#### What is required
Reproduce the material word for word; the images stay out.
===== Exercise input
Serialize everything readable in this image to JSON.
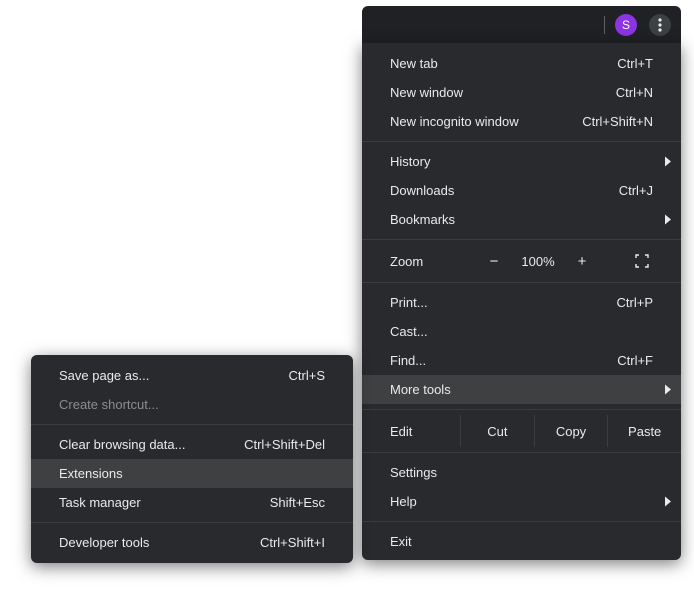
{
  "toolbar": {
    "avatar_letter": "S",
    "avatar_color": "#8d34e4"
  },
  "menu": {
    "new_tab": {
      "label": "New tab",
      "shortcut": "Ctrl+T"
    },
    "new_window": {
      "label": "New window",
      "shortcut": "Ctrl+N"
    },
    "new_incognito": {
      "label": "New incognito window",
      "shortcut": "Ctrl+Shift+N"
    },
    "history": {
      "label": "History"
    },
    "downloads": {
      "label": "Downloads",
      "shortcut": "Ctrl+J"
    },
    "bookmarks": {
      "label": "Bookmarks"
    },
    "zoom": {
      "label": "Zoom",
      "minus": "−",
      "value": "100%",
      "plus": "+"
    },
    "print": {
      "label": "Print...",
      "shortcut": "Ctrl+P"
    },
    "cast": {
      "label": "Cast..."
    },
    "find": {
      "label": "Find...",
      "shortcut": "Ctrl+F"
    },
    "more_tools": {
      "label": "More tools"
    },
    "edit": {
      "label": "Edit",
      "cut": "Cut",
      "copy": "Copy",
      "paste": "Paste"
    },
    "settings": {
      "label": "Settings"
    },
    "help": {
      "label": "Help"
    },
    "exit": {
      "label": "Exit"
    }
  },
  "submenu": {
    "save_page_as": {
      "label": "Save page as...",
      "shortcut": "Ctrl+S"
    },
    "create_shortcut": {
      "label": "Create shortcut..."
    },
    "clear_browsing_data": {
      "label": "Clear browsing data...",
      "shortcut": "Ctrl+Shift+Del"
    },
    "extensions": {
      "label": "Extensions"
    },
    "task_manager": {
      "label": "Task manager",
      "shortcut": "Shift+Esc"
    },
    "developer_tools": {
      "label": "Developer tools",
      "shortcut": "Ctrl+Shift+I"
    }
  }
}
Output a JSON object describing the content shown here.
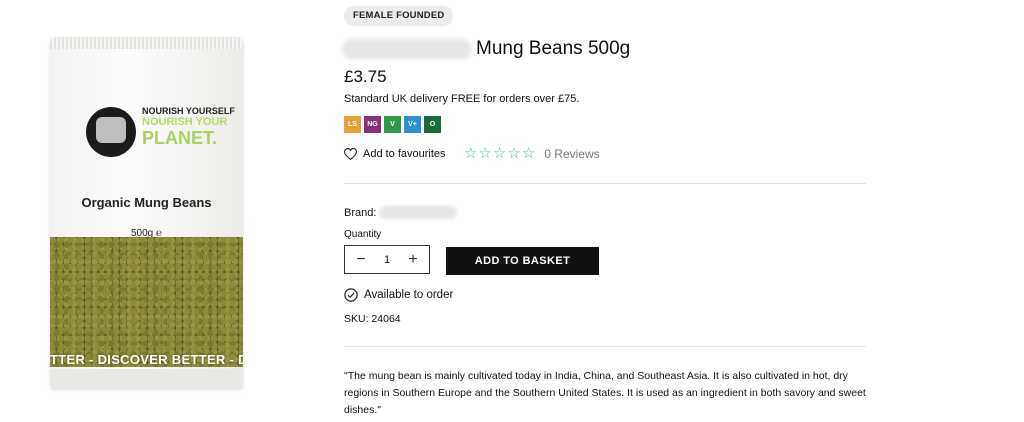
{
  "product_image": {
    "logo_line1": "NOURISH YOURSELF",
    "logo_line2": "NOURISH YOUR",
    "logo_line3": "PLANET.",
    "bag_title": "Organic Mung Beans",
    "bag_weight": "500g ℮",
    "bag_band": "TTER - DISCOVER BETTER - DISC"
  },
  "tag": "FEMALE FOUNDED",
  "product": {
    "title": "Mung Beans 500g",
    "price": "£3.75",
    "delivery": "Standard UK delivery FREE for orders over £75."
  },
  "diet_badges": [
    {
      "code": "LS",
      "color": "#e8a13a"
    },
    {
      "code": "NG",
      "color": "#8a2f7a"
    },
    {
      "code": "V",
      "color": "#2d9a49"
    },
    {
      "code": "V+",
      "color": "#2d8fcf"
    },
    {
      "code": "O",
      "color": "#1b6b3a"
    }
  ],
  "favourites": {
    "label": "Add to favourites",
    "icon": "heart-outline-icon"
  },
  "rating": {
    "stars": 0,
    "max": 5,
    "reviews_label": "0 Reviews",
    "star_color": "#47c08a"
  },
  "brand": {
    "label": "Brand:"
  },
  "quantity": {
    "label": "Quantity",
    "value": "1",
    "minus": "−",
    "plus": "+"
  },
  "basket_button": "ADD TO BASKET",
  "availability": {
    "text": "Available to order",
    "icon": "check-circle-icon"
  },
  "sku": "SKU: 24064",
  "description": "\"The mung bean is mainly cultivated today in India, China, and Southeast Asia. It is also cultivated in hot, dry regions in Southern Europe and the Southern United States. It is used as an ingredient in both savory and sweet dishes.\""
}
==========
#### The completed task
Serialize everything readable in this image to JSON.
{
  "toolbar": {
    "avatar_letter": "S",
    "avatar_color": "#8d34e4"
  },
  "menu": {
    "new_tab": {
      "label": "New tab",
      "shortcut": "Ctrl+T"
    },
    "new_window": {
      "label": "New window",
      "shortcut": "Ctrl+N"
    },
    "new_incognito": {
      "label": "New incognito window",
      "shortcut": "Ctrl+Shift+N"
    },
    "history": {
      "label": "History"
    },
    "downloads": {
      "label": "Downloads",
      "shortcut": "Ctrl+J"
    },
    "bookmarks": {
      "label": "Bookmarks"
    },
    "zoom": {
      "label": "Zoom",
      "minus": "−",
      "value": "100%",
      "plus": "+"
    },
    "print": {
      "label": "Print...",
      "shortcut": "Ctrl+P"
    },
    "cast": {
      "label": "Cast..."
    },
    "find": {
      "label": "Find...",
      "shortcut": "Ctrl+F"
    },
    "more_tools": {
      "label": "More tools"
    },
    "edit": {
      "label": "Edit",
      "cut": "Cut",
      "copy": "Copy",
      "paste": "Paste"
    },
    "settings": {
      "label": "Settings"
    },
    "help": {
      "label": "Help"
    },
    "exit": {
      "label": "Exit"
    }
  },
  "submenu": {
    "save_page_as": {
      "label": "Save page as...",
      "shortcut": "Ctrl+S"
    },
    "create_shortcut": {
      "label": "Create shortcut..."
    },
    "clear_browsing_data": {
      "label": "Clear browsing data...",
      "shortcut": "Ctrl+Shift+Del"
    },
    "extensions": {
      "label": "Extensions"
    },
    "task_manager": {
      "label": "Task manager",
      "shortcut": "Shift+Esc"
    },
    "developer_tools": {
      "label": "Developer tools",
      "shortcut": "Ctrl+Shift+I"
    }
  }
}
Output a JSON object describing the content shown here.
{
  "product_image": {
    "logo_line1": "NOURISH YOURSELF",
    "logo_line2": "NOURISH YOUR",
    "logo_line3": "PLANET.",
    "bag_title": "Organic Mung Beans",
    "bag_weight": "500g ℮",
    "bag_band": "TTER - DISCOVER BETTER - DISC"
  },
  "tag": "FEMALE FOUNDED",
  "product": {
    "title": "Mung Beans 500g",
    "price": "£3.75",
    "delivery": "Standard UK delivery FREE for orders over £75."
  },
  "diet_badges": [
    {
      "code": "LS",
      "color": "#e8a13a"
    },
    {
      "code": "NG",
      "color": "#8a2f7a"
    },
    {
      "code": "V",
      "color": "#2d9a49"
    },
    {
      "code": "V+",
      "color": "#2d8fcf"
    },
    {
      "code": "O",
      "color": "#1b6b3a"
    }
  ],
  "favourites": {
    "label": "Add to favourites",
    "icon": "heart-outline-icon"
  },
  "rating": {
    "stars": 0,
    "max": 5,
    "reviews_label": "0 Reviews",
    "star_color": "#47c08a"
  },
  "brand": {
    "label": "Brand:"
  },
  "quantity": {
    "label": "Quantity",
    "value": "1",
    "minus": "−",
    "plus": "+"
  },
  "basket_button": "ADD TO BASKET",
  "availability": {
    "text": "Available to order",
    "icon": "check-circle-icon"
  },
  "sku": "SKU: 24064",
  "description": "\"The mung bean is mainly cultivated today in India, China, and Southeast Asia. It is also cultivated in hot, dry regions in Southern Europe and the Southern United States. It is used as an ingredient in both savory and sweet dishes.\""
}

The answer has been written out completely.